• [WHAT IS BEING ASKED] Pull every line containing "Castle" from the entries.
━━━━━━━━━━━━━━━━━━━━━━━━━━━━━━
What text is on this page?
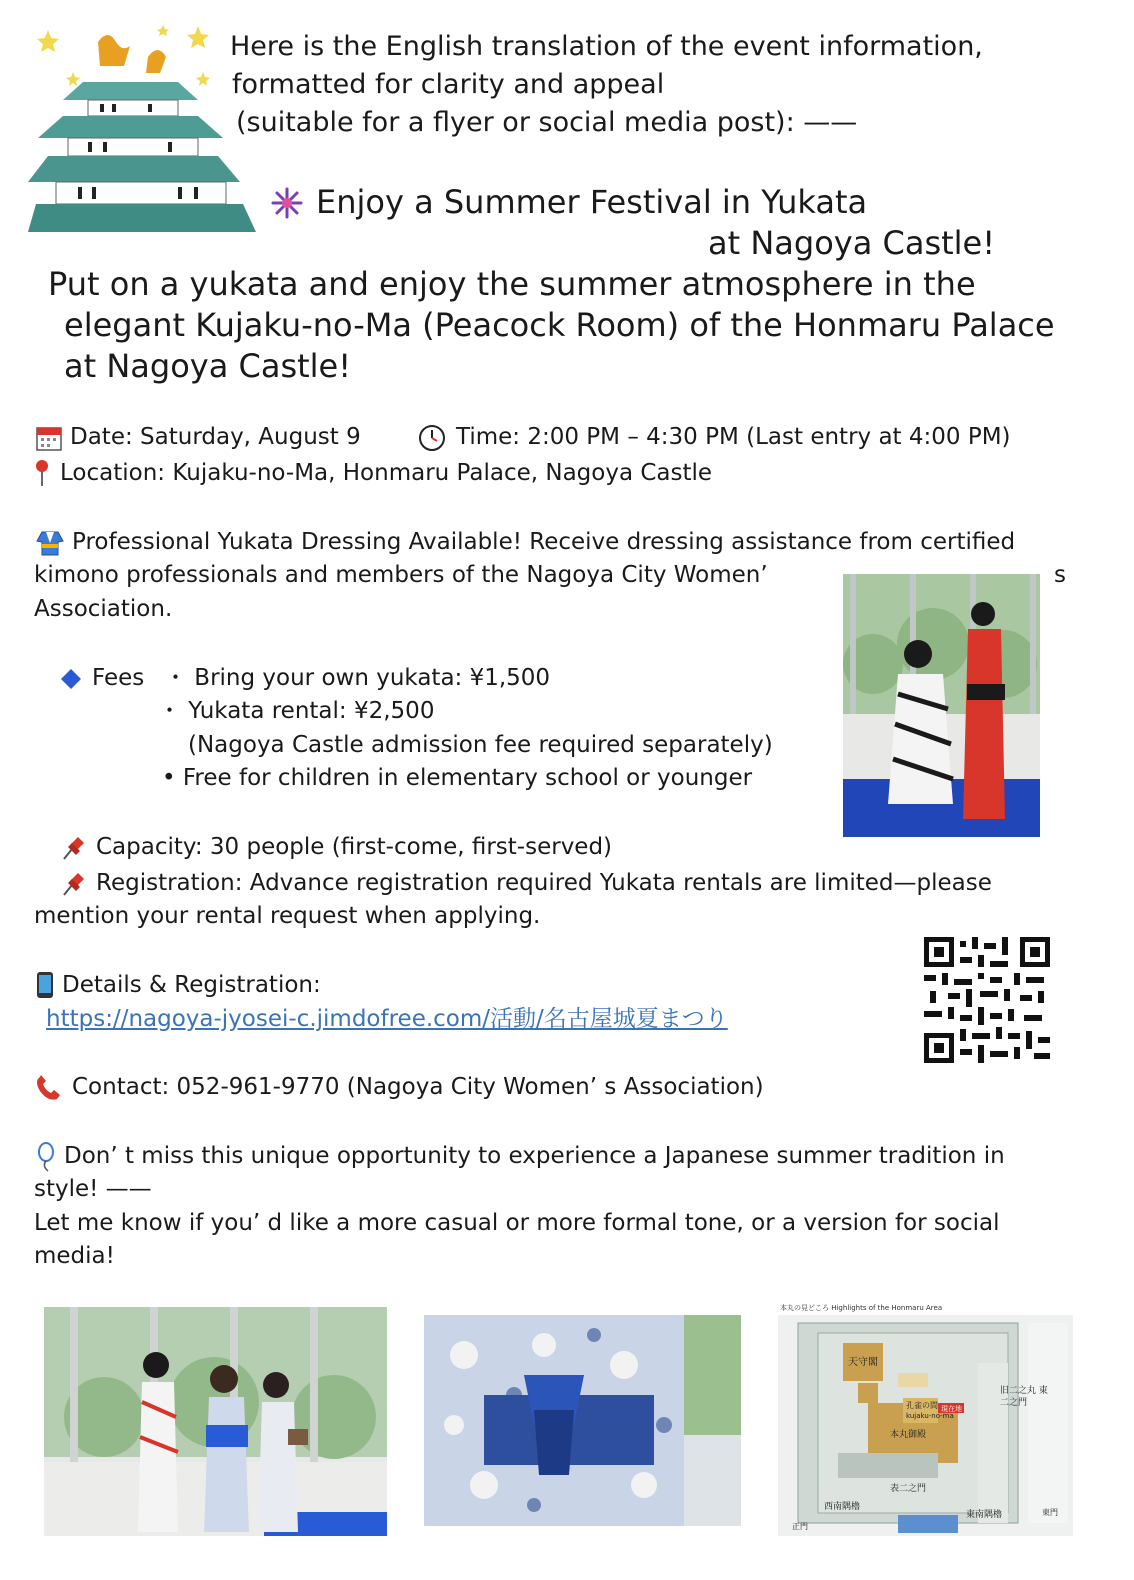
Here is the English translation of the event information,
formatted for clarity and appeal
(suitable for a flyer or social media post): ——
Enjoy a Summer Festival in Yukata
at Nagoya Castle!
Put on a yukata and enjoy the summer atmosphere in the
elegant Kujaku-no-Ma (Peacock Room) of the Honmaru Palace
at Nagoya Castle!
Date: Saturday, August 9	Time: 2:00 PM – 4:30 PM (Last entry at 4:00 PM)
Location: Kujaku-no-Ma, Honmaru Palace, Nagoya Castle
Professional Yukata Dressing Available! Receive dressing assistance from certified
kimono professionals and members of the Nagoya City Women’	s
Association.
Fees ・ Bring your own yukata: ¥1,500
・ Yukata rental: ¥2,500
(Nagoya Castle admission fee required separately)
• Free for children in elementary school or younger
Capacity: 30 people (first-come, first-served)
Registration: Advance registration required Yukata rentals are limited—please
mention your rental request when applying.
Details & Registration:
https://nagoya-jyosei-c.jimdofree.com/活動/名古屋城夏まつり
Contact: 052-961-9770 (Nagoya City Women’ s Association)
Don’ t miss this unique opportunity to experience a Japanese summer tradition in
style! ——
Let me know if you’ d like a more casual or more formal tone, or a version for social
media!
本丸の見どころ Highlights of the Honmaru Area
天守閣
孔雀の間
kujaku-no-ma
現在地
本丸御殿
表二之門
旧二之丸 東二之門
西南隅櫓
東南隅櫓
正門
東門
━━━━━━━━━━━━━━━━━━━━━━━━━━━━━━
• [WRITTEN RESPONSE]
at Nagoya Castle!
at Nagoya Castle!
Location: Kujaku-no-Ma, Honmaru Palace, Nagoya Castle
(Nagoya Castle admission fee required separately)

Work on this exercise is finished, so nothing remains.